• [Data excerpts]
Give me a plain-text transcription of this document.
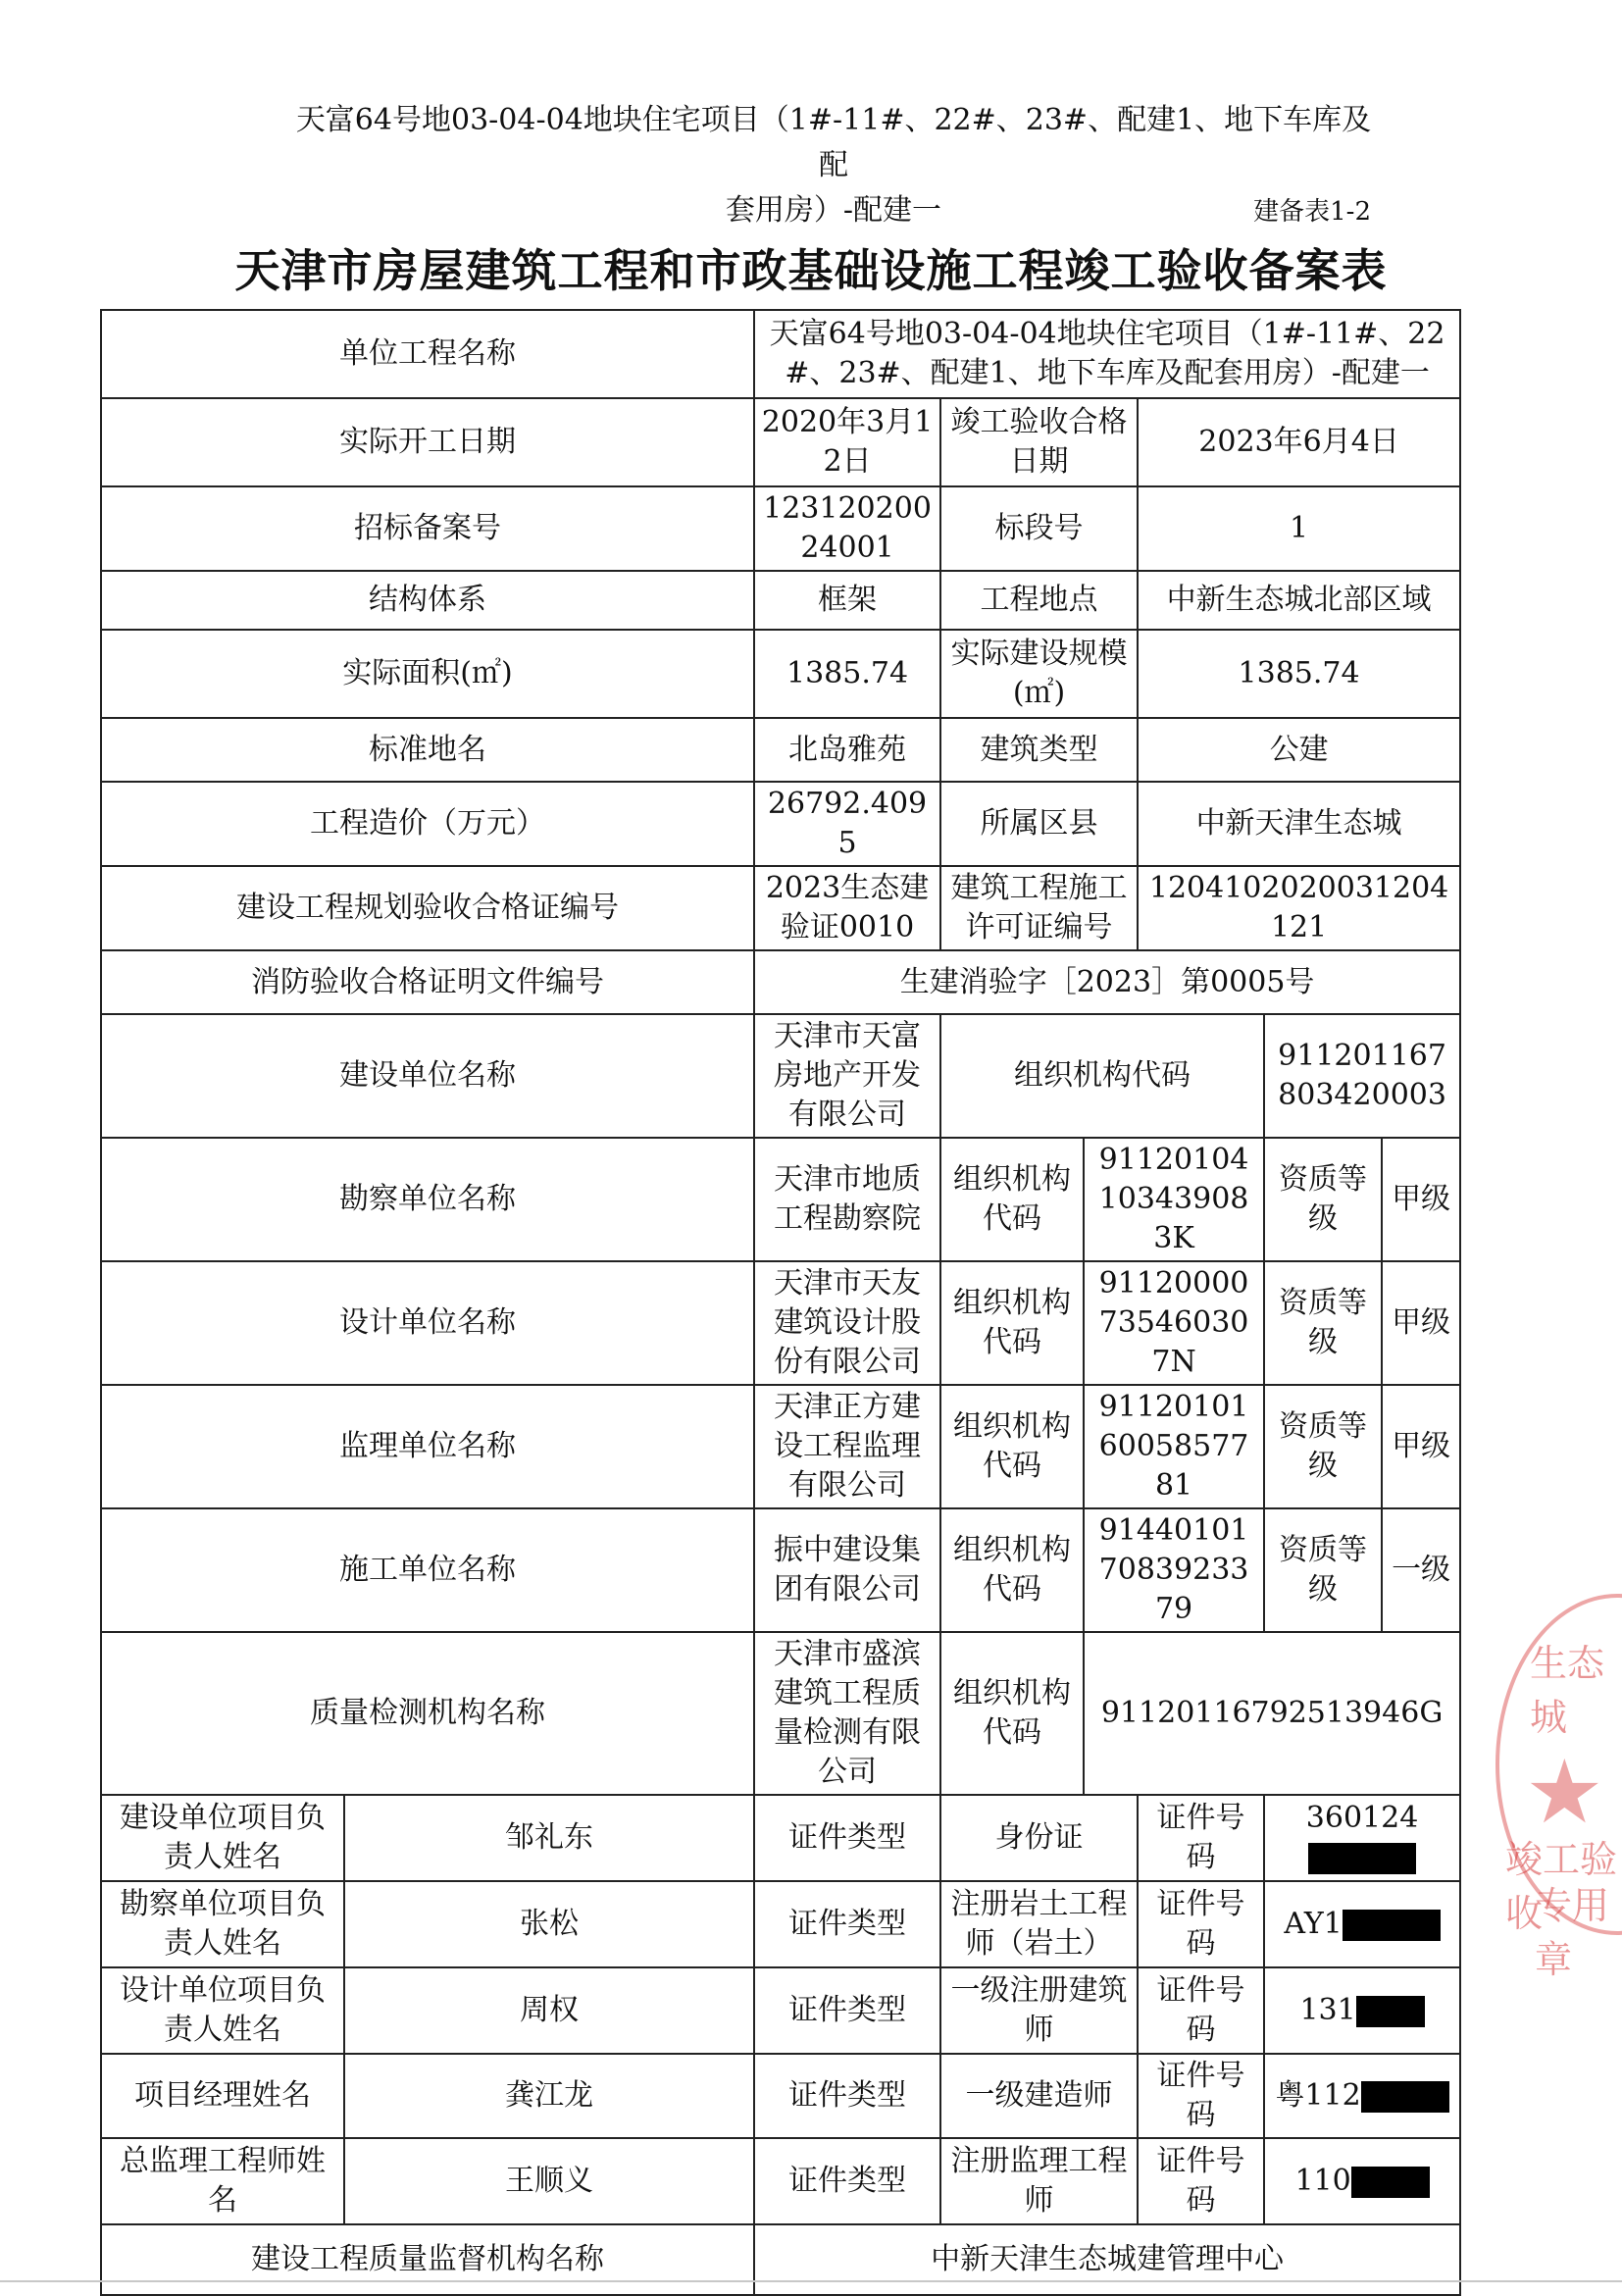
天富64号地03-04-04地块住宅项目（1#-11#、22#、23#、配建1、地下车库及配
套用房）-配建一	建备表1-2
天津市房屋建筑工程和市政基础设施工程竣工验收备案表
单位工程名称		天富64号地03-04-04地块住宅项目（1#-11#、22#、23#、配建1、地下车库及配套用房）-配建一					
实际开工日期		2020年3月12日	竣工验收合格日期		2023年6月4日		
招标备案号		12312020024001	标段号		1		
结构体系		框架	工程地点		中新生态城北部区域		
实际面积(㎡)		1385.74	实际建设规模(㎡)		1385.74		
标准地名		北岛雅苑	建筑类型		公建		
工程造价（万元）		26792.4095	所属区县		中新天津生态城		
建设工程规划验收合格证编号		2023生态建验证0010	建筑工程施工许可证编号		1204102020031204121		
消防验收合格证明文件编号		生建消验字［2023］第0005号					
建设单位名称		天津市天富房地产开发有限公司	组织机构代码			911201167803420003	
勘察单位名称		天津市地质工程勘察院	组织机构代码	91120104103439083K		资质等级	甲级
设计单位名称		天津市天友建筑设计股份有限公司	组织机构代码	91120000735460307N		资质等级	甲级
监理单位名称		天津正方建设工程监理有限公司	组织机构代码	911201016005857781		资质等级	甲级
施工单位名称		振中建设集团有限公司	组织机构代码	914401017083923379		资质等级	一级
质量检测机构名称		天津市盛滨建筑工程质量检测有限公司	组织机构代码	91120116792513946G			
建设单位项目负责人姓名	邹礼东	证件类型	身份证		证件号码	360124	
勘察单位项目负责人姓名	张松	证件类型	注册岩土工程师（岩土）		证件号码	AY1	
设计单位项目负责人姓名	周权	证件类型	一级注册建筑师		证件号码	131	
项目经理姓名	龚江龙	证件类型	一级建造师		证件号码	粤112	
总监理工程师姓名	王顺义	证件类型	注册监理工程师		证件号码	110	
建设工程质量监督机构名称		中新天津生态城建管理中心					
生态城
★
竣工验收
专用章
---
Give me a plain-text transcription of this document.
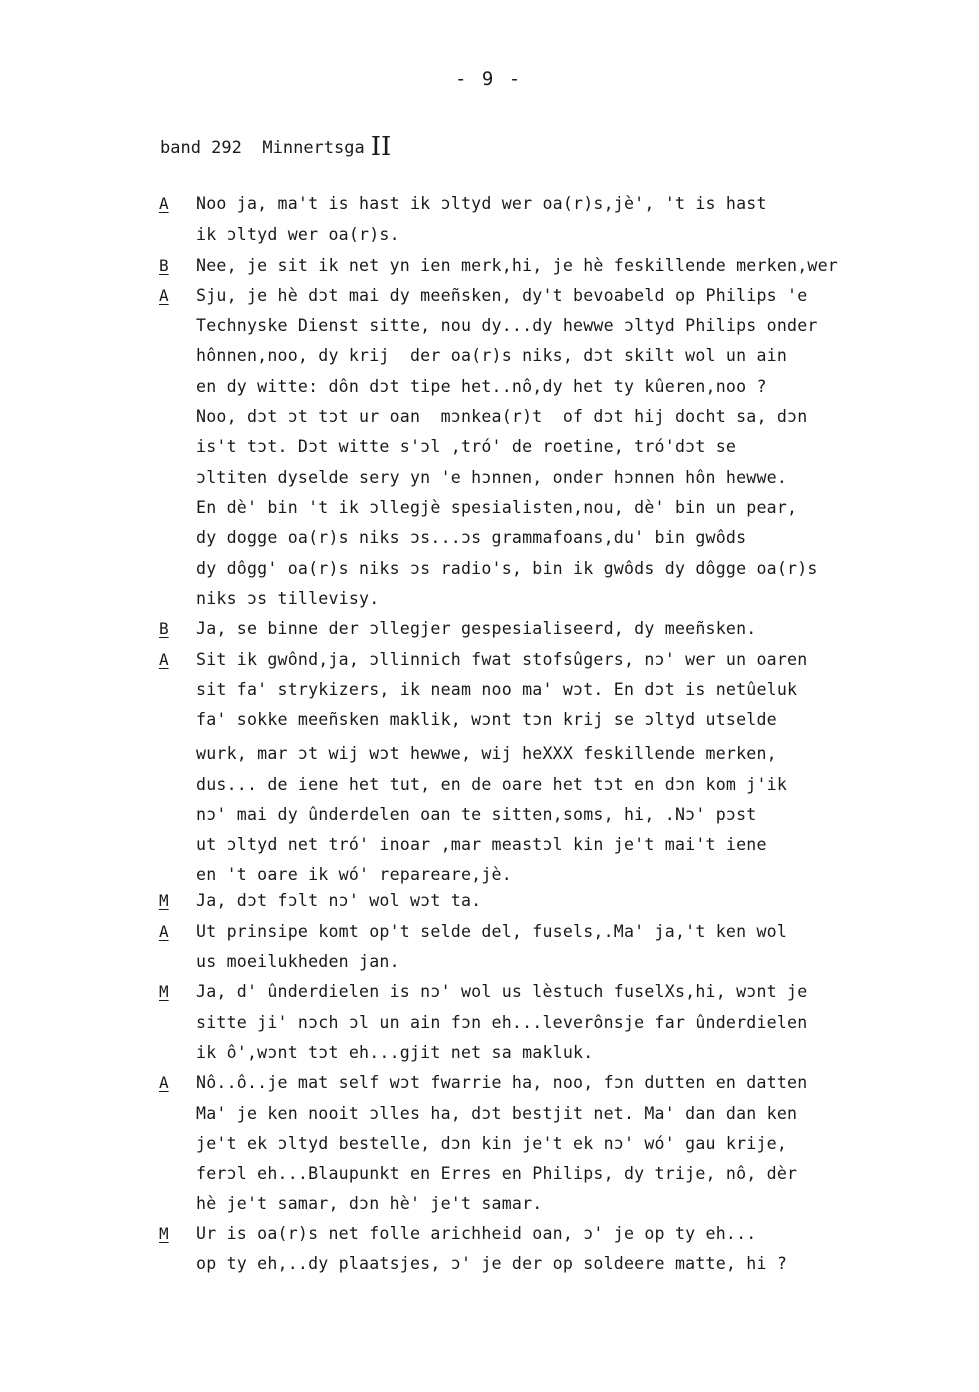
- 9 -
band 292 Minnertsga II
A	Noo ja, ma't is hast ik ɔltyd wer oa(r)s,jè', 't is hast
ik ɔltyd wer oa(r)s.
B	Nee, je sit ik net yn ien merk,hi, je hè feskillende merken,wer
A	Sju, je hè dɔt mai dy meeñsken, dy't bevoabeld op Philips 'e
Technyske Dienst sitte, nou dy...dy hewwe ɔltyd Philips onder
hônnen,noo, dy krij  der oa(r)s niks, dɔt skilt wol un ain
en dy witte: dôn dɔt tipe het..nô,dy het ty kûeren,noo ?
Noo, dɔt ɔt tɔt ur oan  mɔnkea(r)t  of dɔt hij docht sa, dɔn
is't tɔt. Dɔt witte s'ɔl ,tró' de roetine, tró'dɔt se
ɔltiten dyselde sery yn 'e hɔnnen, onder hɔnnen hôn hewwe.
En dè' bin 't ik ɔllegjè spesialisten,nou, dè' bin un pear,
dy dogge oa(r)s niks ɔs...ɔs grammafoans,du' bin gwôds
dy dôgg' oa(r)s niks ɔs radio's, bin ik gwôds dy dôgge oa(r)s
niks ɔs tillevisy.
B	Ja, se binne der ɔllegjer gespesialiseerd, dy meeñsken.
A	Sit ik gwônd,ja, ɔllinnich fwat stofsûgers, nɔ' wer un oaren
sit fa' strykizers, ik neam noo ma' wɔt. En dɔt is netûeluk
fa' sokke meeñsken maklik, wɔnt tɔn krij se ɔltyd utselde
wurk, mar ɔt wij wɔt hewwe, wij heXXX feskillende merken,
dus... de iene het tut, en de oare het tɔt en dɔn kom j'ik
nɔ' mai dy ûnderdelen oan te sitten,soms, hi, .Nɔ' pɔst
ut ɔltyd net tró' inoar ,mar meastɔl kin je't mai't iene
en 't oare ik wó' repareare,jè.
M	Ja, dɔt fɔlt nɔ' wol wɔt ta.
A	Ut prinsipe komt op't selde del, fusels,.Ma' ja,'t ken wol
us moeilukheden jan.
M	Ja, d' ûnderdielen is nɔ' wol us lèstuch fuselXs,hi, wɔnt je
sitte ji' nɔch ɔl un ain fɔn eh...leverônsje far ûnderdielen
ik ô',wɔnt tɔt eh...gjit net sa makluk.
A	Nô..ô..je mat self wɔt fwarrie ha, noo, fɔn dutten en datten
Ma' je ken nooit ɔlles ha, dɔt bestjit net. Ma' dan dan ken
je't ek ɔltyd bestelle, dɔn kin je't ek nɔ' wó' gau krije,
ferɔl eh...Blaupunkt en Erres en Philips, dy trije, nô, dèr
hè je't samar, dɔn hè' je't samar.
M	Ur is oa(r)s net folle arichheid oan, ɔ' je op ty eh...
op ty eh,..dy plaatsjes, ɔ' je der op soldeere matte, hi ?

• [Written exercise]
Out of the preceding entries, pull every line containing the string "gwôds".

• [Answer for the task]
dy dogge oa(r)s niks ɔs...ɔs grammafoans,du' bin gwôds
dy dôgg' oa(r)s niks ɔs radio's, bin ik gwôds dy dôgge oa(r)s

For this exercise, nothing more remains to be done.